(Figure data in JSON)
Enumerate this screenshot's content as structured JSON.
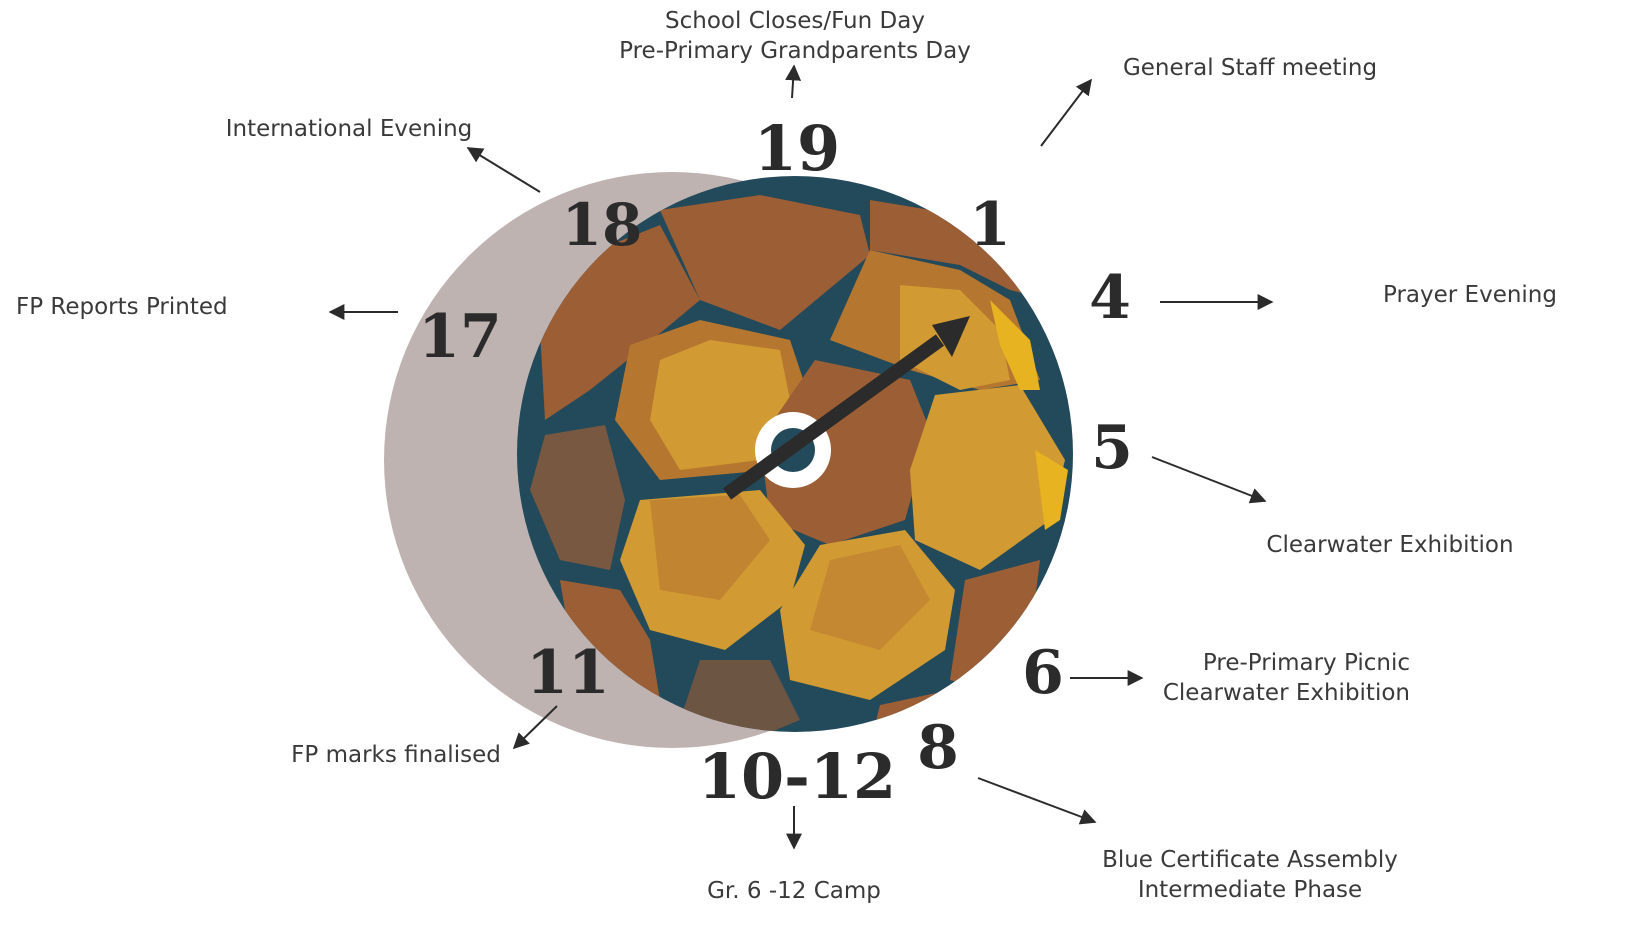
{
  "colors": {
    "shadow": "#bfb3b1",
    "ball_outline": "#234a5a",
    "panel_dark": "#9c5e34",
    "panel_mid": "#b5762f",
    "panel_light": "#d19a32",
    "panel_highlight": "#e7b320",
    "hand": "#2b2b2b",
    "text": "#3a3a3a"
  },
  "icons": {
    "ball": "soccer-ball-icon",
    "hand": "clock-hand-arrow-icon"
  },
  "dates": {
    "d19": "19",
    "d1": "1",
    "d4": "4",
    "d5": "5",
    "d6": "6",
    "d8": "8",
    "d10_12": "10-12",
    "d11": "11",
    "d17": "17",
    "d18": "18"
  },
  "events": {
    "d19_line1": "School Closes/Fun Day",
    "d19_line2": "Pre-Primary Grandparents Day",
    "d1": "General Staff meeting",
    "d4": "Prayer Evening",
    "d5": "Clearwater Exhibition",
    "d6_line1": "Pre-Primary Picnic",
    "d6_line2": "Clearwater Exhibition",
    "d8_line1": "Blue Certificate Assembly",
    "d8_line2": "Intermediate Phase",
    "d10_12": "Gr. 6 -12 Camp",
    "d11": "FP marks finalised",
    "d17": "FP Reports Printed",
    "d18": "International Evening"
  }
}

- **Goal of the exercise**:
Give the data above again in full and unchanged, skipping the pictures.

- **Result for this exercise**:
Enumerate this screenshot's content as structured JSON.
{
  "colors": {
    "shadow": "#bfb3b1",
    "ball_outline": "#234a5a",
    "panel_dark": "#9c5e34",
    "panel_mid": "#b5762f",
    "panel_light": "#d19a32",
    "panel_highlight": "#e7b320",
    "hand": "#2b2b2b",
    "text": "#3a3a3a"
  },
  "icons": {
    "ball": "soccer-ball-icon",
    "hand": "clock-hand-arrow-icon"
  },
  "dates": {
    "d19": "19",
    "d1": "1",
    "d4": "4",
    "d5": "5",
    "d6": "6",
    "d8": "8",
    "d10_12": "10-12",
    "d11": "11",
    "d17": "17",
    "d18": "18"
  },
  "events": {
    "d19_line1": "School Closes/Fun Day",
    "d19_line2": "Pre-Primary Grandparents Day",
    "d1": "General Staff meeting",
    "d4": "Prayer Evening",
    "d5": "Clearwater Exhibition",
    "d6_line1": "Pre-Primary Picnic",
    "d6_line2": "Clearwater Exhibition",
    "d8_line1": "Blue Certificate Assembly",
    "d8_line2": "Intermediate Phase",
    "d10_12": "Gr. 6 -12 Camp",
    "d11": "FP marks finalised",
    "d17": "FP Reports Printed",
    "d18": "International Evening"
  }
}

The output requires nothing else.